Every entry below should be transcribed exactly; pictures stay out of the copy.

■ ■ ■ ■

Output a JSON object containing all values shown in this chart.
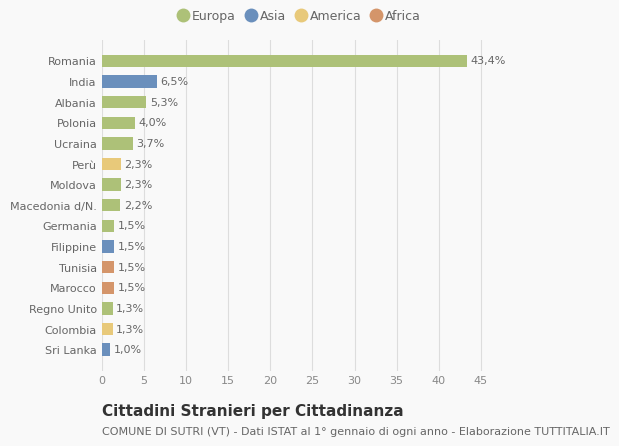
{
  "categories": [
    "Romania",
    "India",
    "Albania",
    "Polonia",
    "Ucraina",
    "Perù",
    "Moldova",
    "Macedonia d/N.",
    "Germania",
    "Filippine",
    "Tunisia",
    "Marocco",
    "Regno Unito",
    "Colombia",
    "Sri Lanka"
  ],
  "values": [
    43.4,
    6.5,
    5.3,
    4.0,
    3.7,
    2.3,
    2.3,
    2.2,
    1.5,
    1.5,
    1.5,
    1.5,
    1.3,
    1.3,
    1.0
  ],
  "labels": [
    "43,4%",
    "6,5%",
    "5,3%",
    "4,0%",
    "3,7%",
    "2,3%",
    "2,3%",
    "2,2%",
    "1,5%",
    "1,5%",
    "1,5%",
    "1,5%",
    "1,3%",
    "1,3%",
    "1,0%"
  ],
  "colors": [
    "#adc178",
    "#6a8fbc",
    "#adc178",
    "#adc178",
    "#adc178",
    "#e8c97a",
    "#adc178",
    "#adc178",
    "#adc178",
    "#6a8fbc",
    "#d4956a",
    "#d4956a",
    "#adc178",
    "#e8c97a",
    "#6a8fbc"
  ],
  "legend_labels": [
    "Europa",
    "Asia",
    "America",
    "Africa"
  ],
  "legend_colors": [
    "#adc178",
    "#6a8fbc",
    "#e8c97a",
    "#d4956a"
  ],
  "xlim": [
    0,
    47
  ],
  "xticks": [
    0,
    5,
    10,
    15,
    20,
    25,
    30,
    35,
    40,
    45
  ],
  "title": "Cittadini Stranieri per Cittadinanza",
  "subtitle": "COMUNE DI SUTRI (VT) - Dati ISTAT al 1° gennaio di ogni anno - Elaborazione TUTTITALIA.IT",
  "bg_color": "#f9f9f9",
  "grid_color": "#dddddd",
  "bar_height": 0.6,
  "title_fontsize": 11,
  "subtitle_fontsize": 8,
  "label_fontsize": 8,
  "tick_fontsize": 8,
  "legend_fontsize": 9
}
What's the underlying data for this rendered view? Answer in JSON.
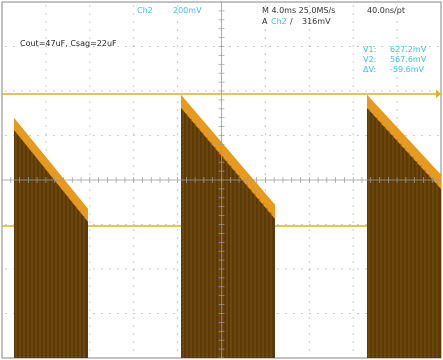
{
  "header": {
    "channel": "Ch2",
    "scale": "200mV",
    "timebase": "M 4.0ms 25.0MS/s",
    "sample_interval": "40.0ns/pt",
    "trigger_mode": "A",
    "trigger_channel": "Ch2",
    "trigger_slope_symbol": "/",
    "trigger_level": "316mV"
  },
  "annotation": {
    "label": "Cout=47uF, Csag=22uF"
  },
  "cursors": {
    "v1_label": "V1:",
    "v1_value": "627.2mV",
    "v2_label": "V2:",
    "v2_value": "567.6mV",
    "dv_label": "ΔV:",
    "dv_value": "-59.6mV"
  },
  "colors": {
    "background": "#ffffff",
    "grid": "#9a9a9a",
    "cursor_lines": "#e0b21a",
    "waveform_dark": "#5a3a08",
    "waveform_light": "#e89a1e",
    "channel_text": "#38c4d8",
    "readout_text": "#38c4d8",
    "header_text": "#303030"
  }
}
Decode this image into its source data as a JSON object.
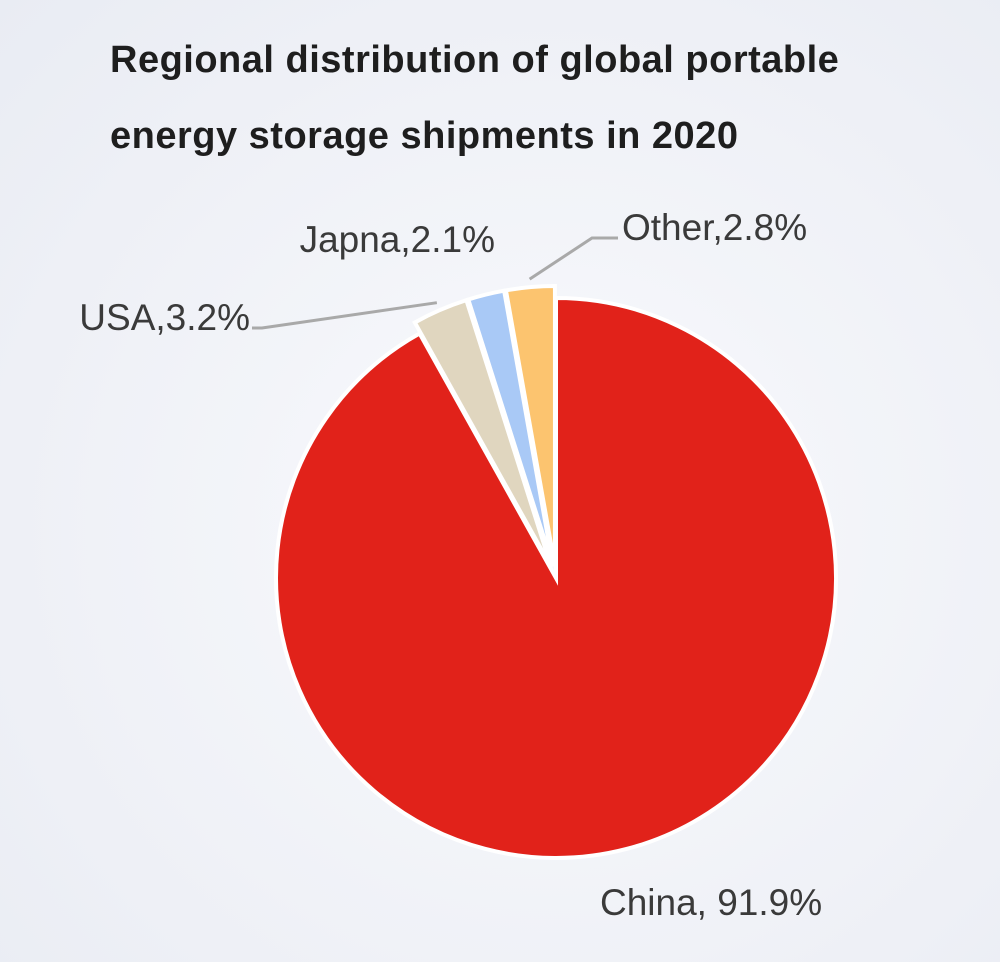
{
  "chart_data": {
    "type": "pie",
    "title": "Regional distribution of global portable energy storage shipments in 2020",
    "categories": [
      "China",
      "USA",
      "Japna",
      "Other"
    ],
    "values": [
      91.9,
      3.2,
      2.1,
      2.8
    ],
    "value_labels": [
      "China, 91.9%",
      "USA,3.2%",
      "Japna,2.1%",
      "Other,2.8%"
    ],
    "colors": [
      "#e1221a",
      "#e0d6bf",
      "#a9c9f6",
      "#fcc46f"
    ]
  }
}
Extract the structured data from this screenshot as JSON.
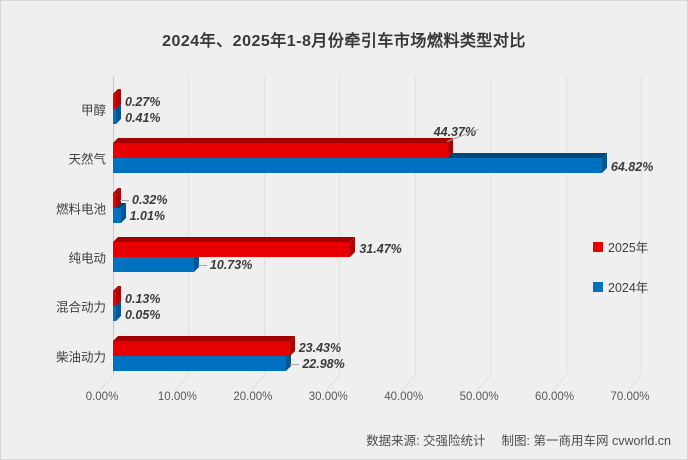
{
  "chart_data": {
    "type": "bar",
    "orientation": "horizontal",
    "title": "2024年、2025年1-8月份牵引车市场燃料类型对比",
    "categories": [
      "甲醇",
      "天然气",
      "燃料电池",
      "纯电动",
      "混合动力",
      "柴油动力"
    ],
    "series": [
      {
        "name": "2025年",
        "color": "#e60000",
        "bevel_color": "#a30000",
        "side_color": "#b00000",
        "values": [
          0.27,
          44.37,
          0.32,
          31.47,
          0.13,
          23.43
        ],
        "labels": [
          "0.27%",
          "44.37%",
          "0.32%",
          "31.47%",
          "0.13%",
          "23.43%"
        ]
      },
      {
        "name": "2024年",
        "color": "#0071c1",
        "bevel_color": "#00477c",
        "side_color": "#005592",
        "values": [
          0.41,
          64.82,
          1.01,
          10.73,
          0.05,
          22.98
        ],
        "labels": [
          "0.41%",
          "64.82%",
          "1.01%",
          "10.73%",
          "0.05%",
          "22.98%"
        ]
      }
    ],
    "xlim": [
      0,
      70
    ],
    "x_ticks": [
      "0.00%",
      "10.00%",
      "20.00%",
      "30.00%",
      "40.00%",
      "50.00%",
      "60.00%",
      "70.00%"
    ],
    "grid": true,
    "legend_position": "right",
    "label_placements": {
      "series0": [
        "right",
        "above",
        "dash",
        "right",
        "right",
        "right"
      ],
      "series1": [
        "right",
        "right",
        "right",
        "dash",
        "right",
        "dash"
      ]
    }
  },
  "footer": {
    "source": "数据来源: 交强险统计",
    "credit": "制图: 第一商用车网 cvworld.cn"
  },
  "colors": {
    "background": "#efefef",
    "grid": "#e0e0e0",
    "axis": "#c9c9c9",
    "leader": "#a6a6a6"
  }
}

■ ■ ■ ■

◆ Response:
Output a JSON object containing all values shown in this chart.
{
  "categories": [
    "Romania",
    "India",
    "Albania",
    "Polonia",
    "Ucraina",
    "Perù",
    "Moldova",
    "Macedonia d/N.",
    "Germania",
    "Filippine",
    "Tunisia",
    "Marocco",
    "Regno Unito",
    "Colombia",
    "Sri Lanka"
  ],
  "values": [
    43.4,
    6.5,
    5.3,
    4.0,
    3.7,
    2.3,
    2.3,
    2.2,
    1.5,
    1.5,
    1.5,
    1.5,
    1.3,
    1.3,
    1.0
  ],
  "labels": [
    "43,4%",
    "6,5%",
    "5,3%",
    "4,0%",
    "3,7%",
    "2,3%",
    "2,3%",
    "2,2%",
    "1,5%",
    "1,5%",
    "1,5%",
    "1,5%",
    "1,3%",
    "1,3%",
    "1,0%"
  ],
  "colors": [
    "#adc178",
    "#6a8fbc",
    "#adc178",
    "#adc178",
    "#adc178",
    "#e8c97a",
    "#adc178",
    "#adc178",
    "#adc178",
    "#6a8fbc",
    "#d4956a",
    "#d4956a",
    "#adc178",
    "#e8c97a",
    "#6a8fbc"
  ],
  "legend_labels": [
    "Europa",
    "Asia",
    "America",
    "Africa"
  ],
  "legend_colors": [
    "#adc178",
    "#6a8fbc",
    "#e8c97a",
    "#d4956a"
  ],
  "xlim": [
    0,
    47
  ],
  "xticks": [
    0,
    5,
    10,
    15,
    20,
    25,
    30,
    35,
    40,
    45
  ],
  "title": "Cittadini Stranieri per Cittadinanza",
  "subtitle": "COMUNE DI SUTRI (VT) - Dati ISTAT al 1° gennaio di ogni anno - Elaborazione TUTTITALIA.IT",
  "bg_color": "#f9f9f9",
  "grid_color": "#dddddd",
  "bar_height": 0.6,
  "title_fontsize": 11,
  "subtitle_fontsize": 8,
  "label_fontsize": 8,
  "tick_fontsize": 8,
  "legend_fontsize": 9
}
What's the underlying data for this rendered view? Answer in JSON.
{
  "header": {
    "channel": "Ch2",
    "scale": "200mV",
    "timebase": "M 4.0ms 25.0MS/s",
    "sample_interval": "40.0ns/pt",
    "trigger_mode": "A",
    "trigger_channel": "Ch2",
    "trigger_slope_symbol": "/",
    "trigger_level": "316mV"
  },
  "annotation": {
    "label": "Cout=47uF, Csag=22uF"
  },
  "cursors": {
    "v1_label": "V1:",
    "v1_value": "627.2mV",
    "v2_label": "V2:",
    "v2_value": "567.6mV",
    "dv_label": "ΔV:",
    "dv_value": "-59.6mV"
  },
  "colors": {
    "background": "#ffffff",
    "grid": "#9a9a9a",
    "cursor_lines": "#e0b21a",
    "waveform_dark": "#5a3a08",
    "waveform_light": "#e89a1e",
    "channel_text": "#38c4d8",
    "readout_text": "#38c4d8",
    "header_text": "#303030"
  }
}
Decode this image into its source data as a JSON object.
{
  "chart_data": {
    "type": "pie",
    "title": "Regional distribution of global portable energy storage shipments in 2020",
    "categories": [
      "China",
      "USA",
      "Japna",
      "Other"
    ],
    "values": [
      91.9,
      3.2,
      2.1,
      2.8
    ],
    "value_labels": [
      "China, 91.9%",
      "USA,3.2%",
      "Japna,2.1%",
      "Other,2.8%"
    ],
    "colors": [
      "#e1221a",
      "#e0d6bf",
      "#a9c9f6",
      "#fcc46f"
    ]
  }
}
Extract the structured data from this screenshot as JSON.
{
  "chart_data": {
    "type": "bar",
    "orientation": "horizontal",
    "title": "2024年、2025年1-8月份牵引车市场燃料类型对比",
    "categories": [
      "甲醇",
      "天然气",
      "燃料电池",
      "纯电动",
      "混合动力",
      "柴油动力"
    ],
    "series": [
      {
        "name": "2025年",
        "color": "#e60000",
        "bevel_color": "#a30000",
        "side_color": "#b00000",
        "values": [
          0.27,
          44.37,
          0.32,
          31.47,
          0.13,
          23.43
        ],
        "labels": [
          "0.27%",
          "44.37%",
          "0.32%",
          "31.47%",
          "0.13%",
          "23.43%"
        ]
      },
      {
        "name": "2024年",
        "color": "#0071c1",
        "bevel_color": "#00477c",
        "side_color": "#005592",
        "values": [
          0.41,
          64.82,
          1.01,
          10.73,
          0.05,
          22.98
        ],
        "labels": [
          "0.41%",
          "64.82%",
          "1.01%",
          "10.73%",
          "0.05%",
          "22.98%"
        ]
      }
    ],
    "xlim": [
      0,
      70
    ],
    "x_ticks": [
      "0.00%",
      "10.00%",
      "20.00%",
      "30.00%",
      "40.00%",
      "50.00%",
      "60.00%",
      "70.00%"
    ],
    "grid": true,
    "legend_position": "right",
    "label_placements": {
      "series0": [
        "right",
        "above",
        "dash",
        "right",
        "right",
        "right"
      ],
      "series1": [
        "right",
        "right",
        "right",
        "dash",
        "right",
        "dash"
      ]
    }
  },
  "footer": {
    "source": "数据来源: 交强险统计",
    "credit": "制图: 第一商用车网 cvworld.cn"
  },
  "colors": {
    "background": "#efefef",
    "grid": "#e0e0e0",
    "axis": "#c9c9c9",
    "leader": "#a6a6a6"
  }
}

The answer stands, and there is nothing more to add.